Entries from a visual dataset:
::::::::::

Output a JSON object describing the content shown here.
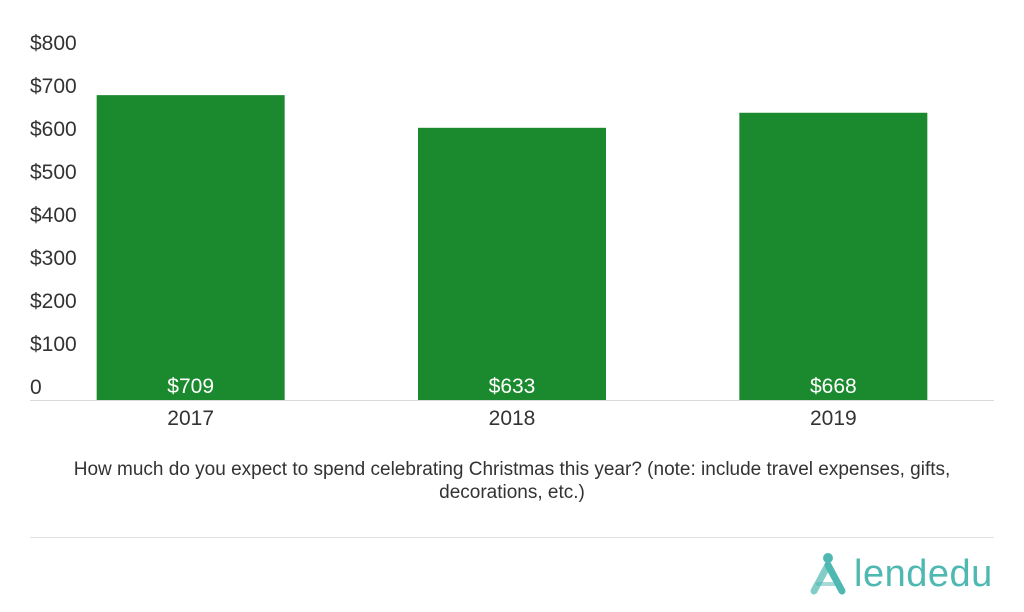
{
  "chart_data": {
    "type": "bar",
    "categories": [
      "2017",
      "2018",
      "2019"
    ],
    "values": [
      709,
      633,
      668
    ],
    "data_labels": [
      "$709",
      "$633",
      "$668"
    ],
    "ylim": [
      0,
      800
    ],
    "yticks": [
      0,
      100,
      200,
      300,
      400,
      500,
      600,
      700,
      800
    ],
    "ytick_labels": [
      "0",
      "$100",
      "$200",
      "$300",
      "$400",
      "$500",
      "$600",
      "$700",
      "$800"
    ],
    "bar_color": "#1b8a2e",
    "grid": false,
    "legend": "none"
  },
  "caption": "How much do you expect to spend celebrating Christmas this year? (note: include travel expenses, gifts, decorations, etc.)",
  "logo": {
    "text": "lendedu",
    "color": "#4fb8b2",
    "icon": "lendedu-logo-icon"
  }
}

::::::::::

▶ _Requirement_
Copy out each line that contains the word "lendedu".

▶ _Written solution_
    "text": "lendedu",
    "icon": "lendedu-logo-icon"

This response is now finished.